_Records shown_
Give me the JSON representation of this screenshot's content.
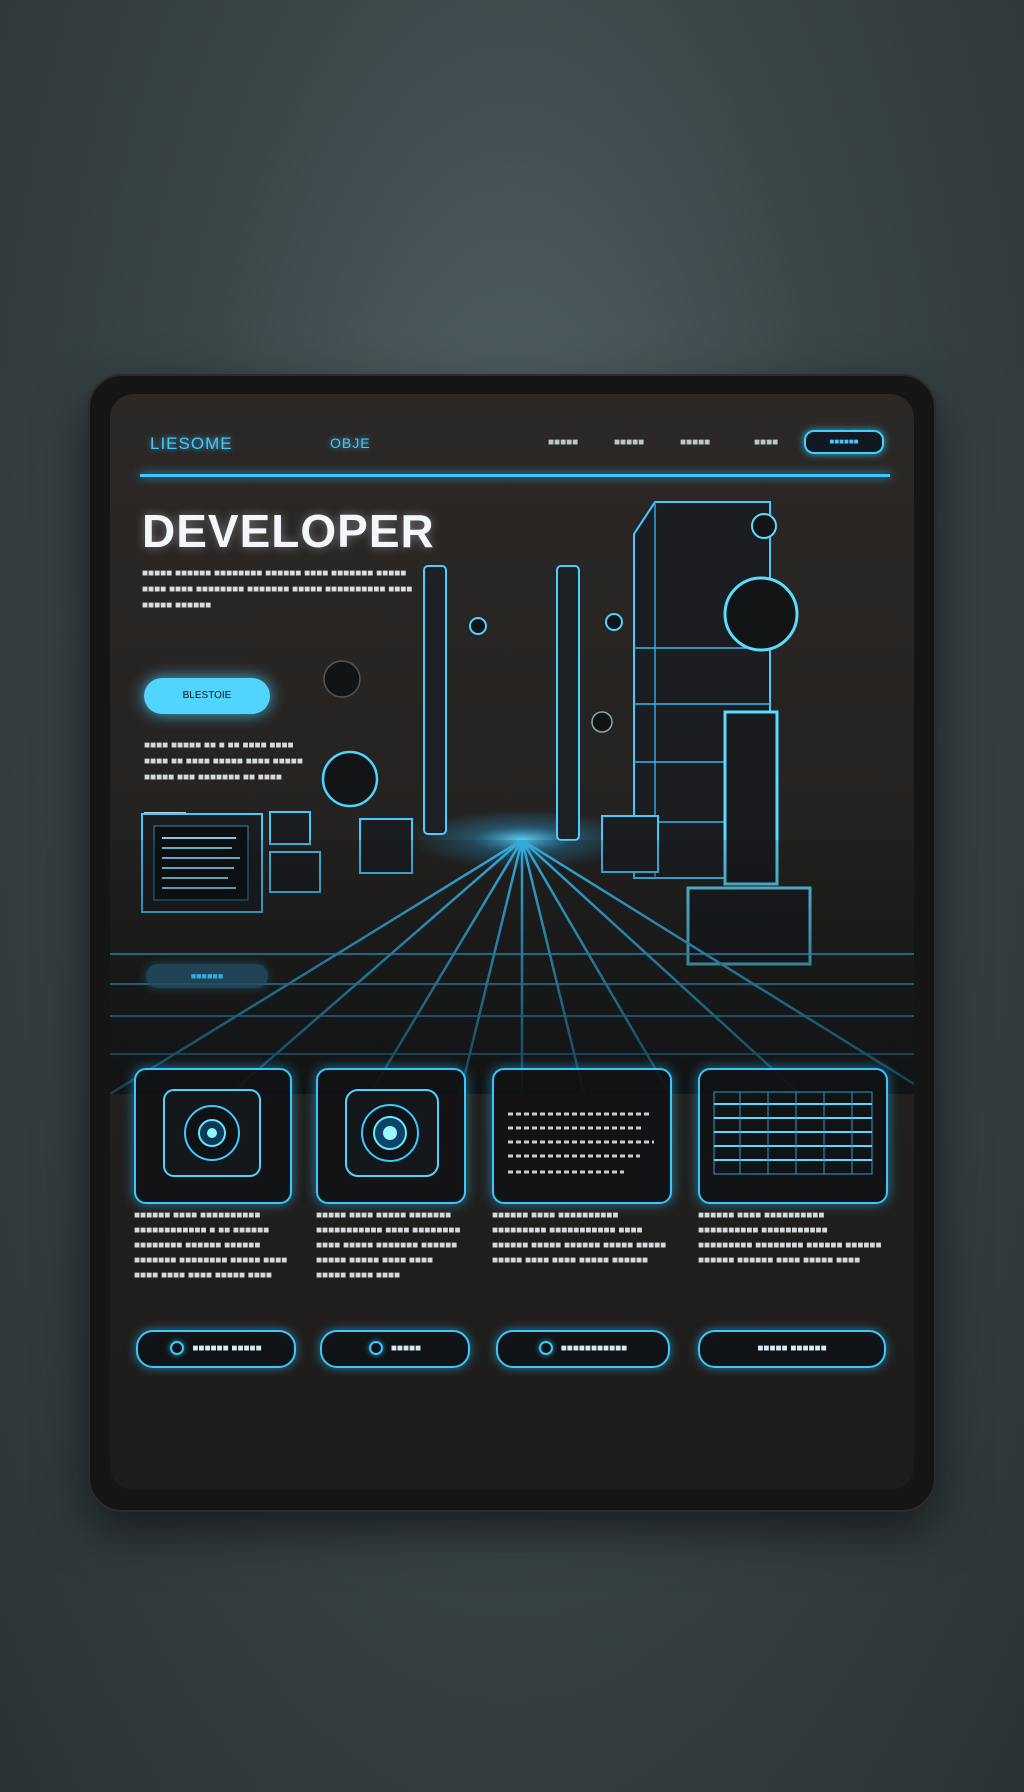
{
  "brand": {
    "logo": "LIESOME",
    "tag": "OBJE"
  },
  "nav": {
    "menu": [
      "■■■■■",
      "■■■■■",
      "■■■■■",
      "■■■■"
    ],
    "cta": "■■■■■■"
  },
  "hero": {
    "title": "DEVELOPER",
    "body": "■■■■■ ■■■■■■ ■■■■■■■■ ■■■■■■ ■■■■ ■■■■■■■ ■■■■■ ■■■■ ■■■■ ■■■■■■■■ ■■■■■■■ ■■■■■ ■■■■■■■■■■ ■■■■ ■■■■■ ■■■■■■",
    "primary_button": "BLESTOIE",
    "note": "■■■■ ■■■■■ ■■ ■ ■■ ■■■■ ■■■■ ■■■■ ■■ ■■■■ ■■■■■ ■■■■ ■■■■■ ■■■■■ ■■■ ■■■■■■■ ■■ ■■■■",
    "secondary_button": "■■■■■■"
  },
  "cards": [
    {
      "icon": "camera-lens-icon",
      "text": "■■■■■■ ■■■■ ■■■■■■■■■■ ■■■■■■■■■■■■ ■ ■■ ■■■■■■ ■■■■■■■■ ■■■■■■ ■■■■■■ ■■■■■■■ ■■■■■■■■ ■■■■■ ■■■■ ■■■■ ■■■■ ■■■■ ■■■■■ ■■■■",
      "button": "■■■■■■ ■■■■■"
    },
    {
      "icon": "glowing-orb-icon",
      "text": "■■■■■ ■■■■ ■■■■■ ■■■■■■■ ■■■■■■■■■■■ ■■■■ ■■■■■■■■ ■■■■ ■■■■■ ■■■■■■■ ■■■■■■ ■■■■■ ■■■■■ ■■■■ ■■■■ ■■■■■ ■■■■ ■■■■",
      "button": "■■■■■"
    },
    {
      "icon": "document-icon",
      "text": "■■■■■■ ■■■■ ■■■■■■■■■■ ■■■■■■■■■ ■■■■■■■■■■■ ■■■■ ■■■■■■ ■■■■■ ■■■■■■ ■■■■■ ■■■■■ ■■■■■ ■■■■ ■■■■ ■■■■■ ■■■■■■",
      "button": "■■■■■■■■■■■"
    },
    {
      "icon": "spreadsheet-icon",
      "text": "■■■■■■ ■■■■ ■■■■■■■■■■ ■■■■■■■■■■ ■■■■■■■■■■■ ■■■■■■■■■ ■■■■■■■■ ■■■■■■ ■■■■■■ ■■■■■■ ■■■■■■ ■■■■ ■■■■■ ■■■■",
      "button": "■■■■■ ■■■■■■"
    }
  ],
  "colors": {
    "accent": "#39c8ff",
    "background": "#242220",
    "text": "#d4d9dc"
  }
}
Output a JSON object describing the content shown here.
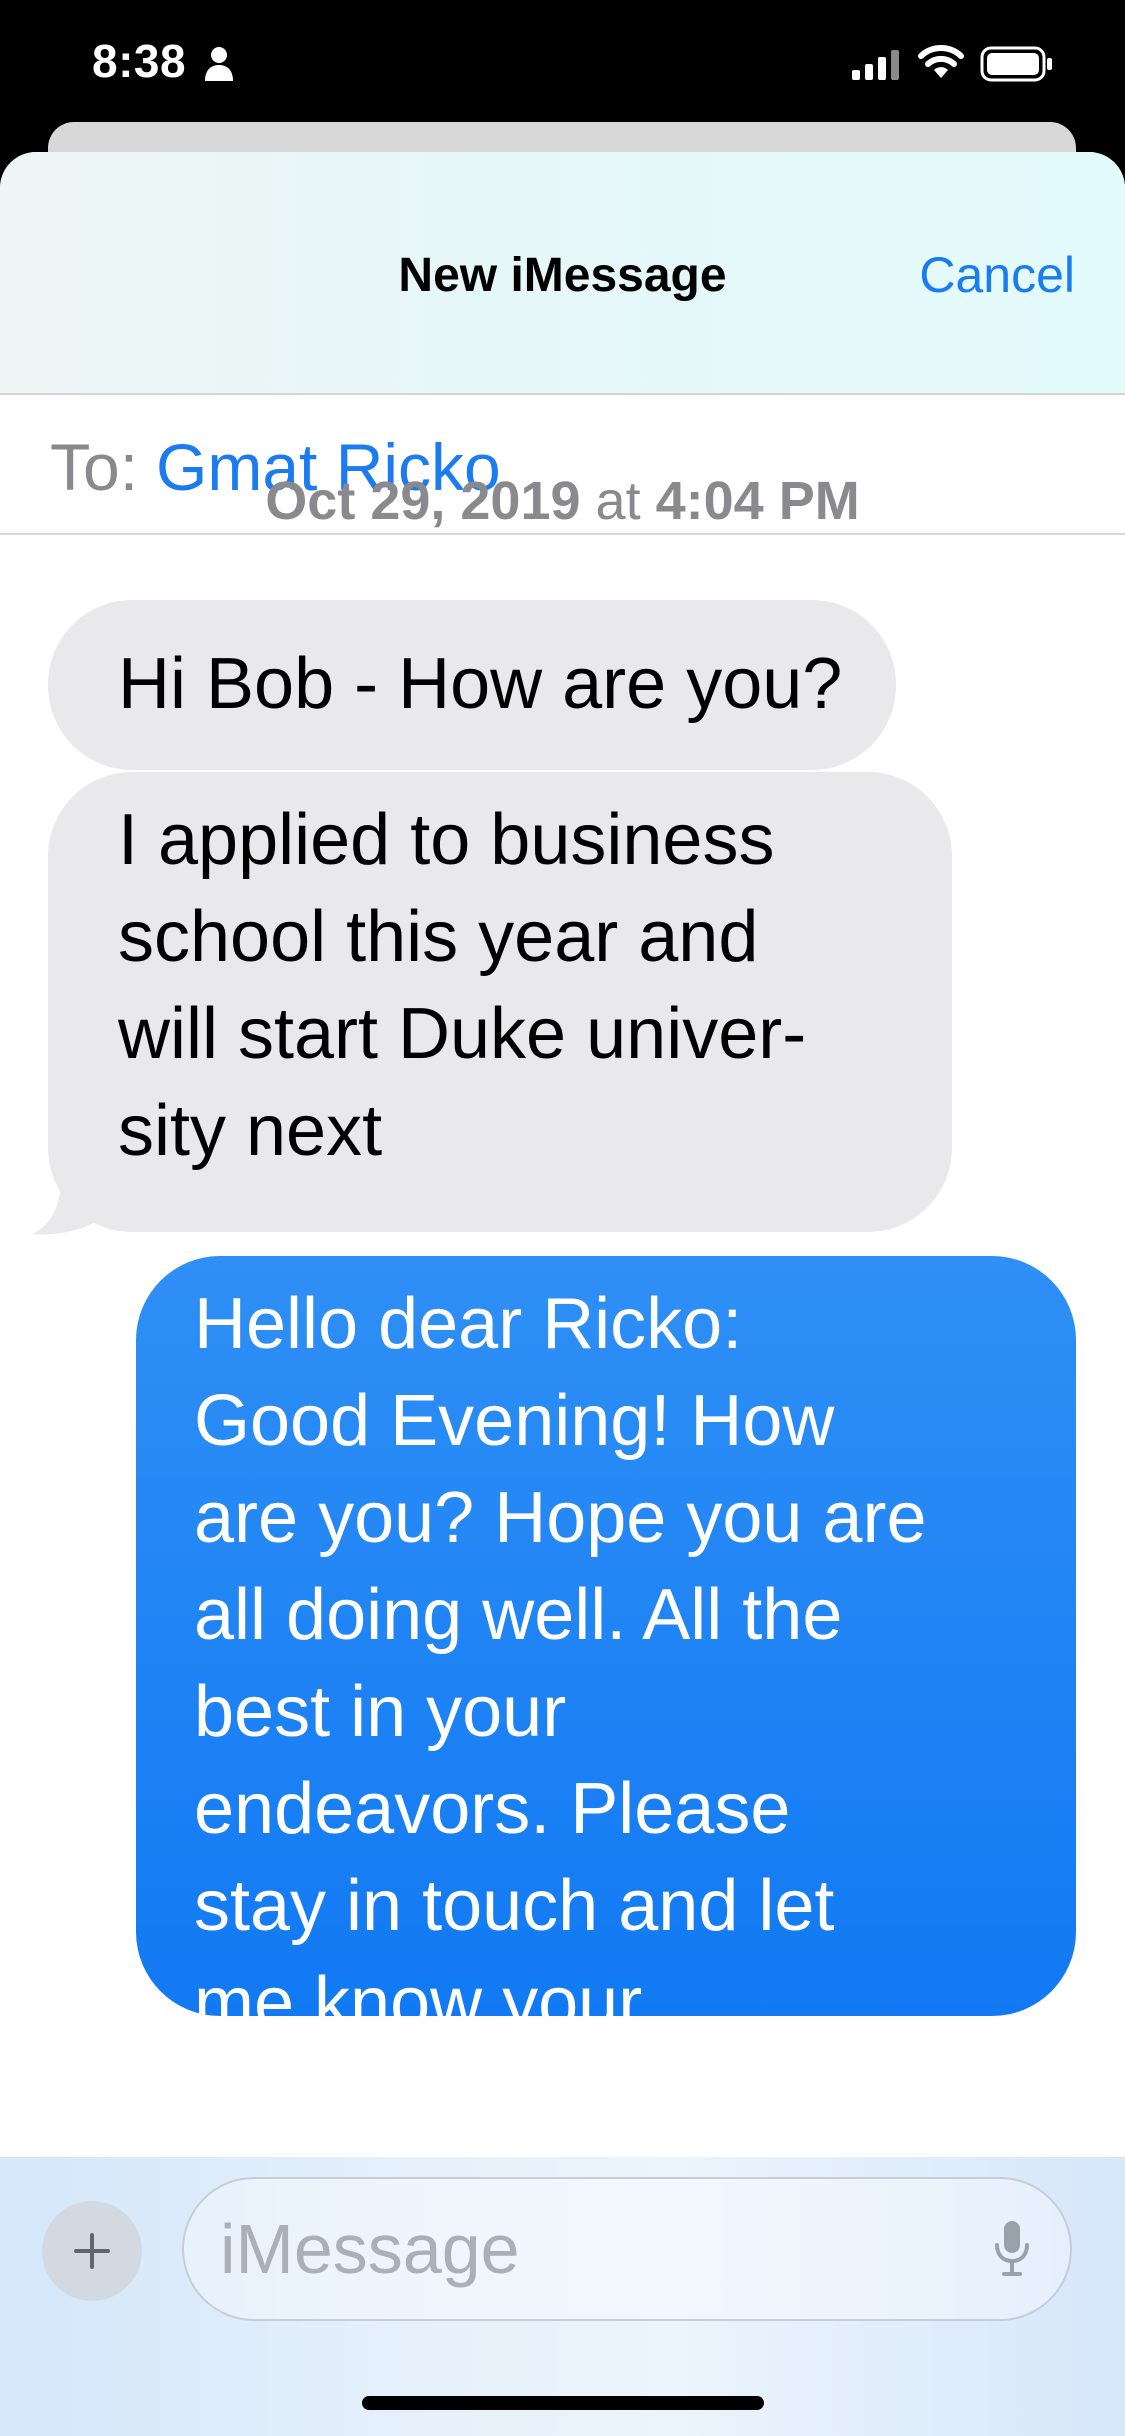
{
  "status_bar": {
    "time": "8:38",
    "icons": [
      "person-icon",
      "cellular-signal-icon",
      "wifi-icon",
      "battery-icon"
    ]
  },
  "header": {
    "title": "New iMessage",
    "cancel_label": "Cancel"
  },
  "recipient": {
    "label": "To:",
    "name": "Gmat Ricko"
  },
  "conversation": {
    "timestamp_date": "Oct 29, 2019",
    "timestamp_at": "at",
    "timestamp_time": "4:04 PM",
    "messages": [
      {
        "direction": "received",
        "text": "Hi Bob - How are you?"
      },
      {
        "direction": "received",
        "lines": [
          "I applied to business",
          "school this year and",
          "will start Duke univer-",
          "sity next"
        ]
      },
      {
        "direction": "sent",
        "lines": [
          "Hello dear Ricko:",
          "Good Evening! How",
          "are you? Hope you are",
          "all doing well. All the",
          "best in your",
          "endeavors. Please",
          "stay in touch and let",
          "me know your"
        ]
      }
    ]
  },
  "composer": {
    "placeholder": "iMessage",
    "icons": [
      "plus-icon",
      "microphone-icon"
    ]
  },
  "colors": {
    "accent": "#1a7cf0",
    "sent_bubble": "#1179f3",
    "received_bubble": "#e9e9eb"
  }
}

_Task instructions_
Select every line of the records holding the string "iMessage".

_Final result_
    "title": "New iMessage",
    "placeholder": "iMessage",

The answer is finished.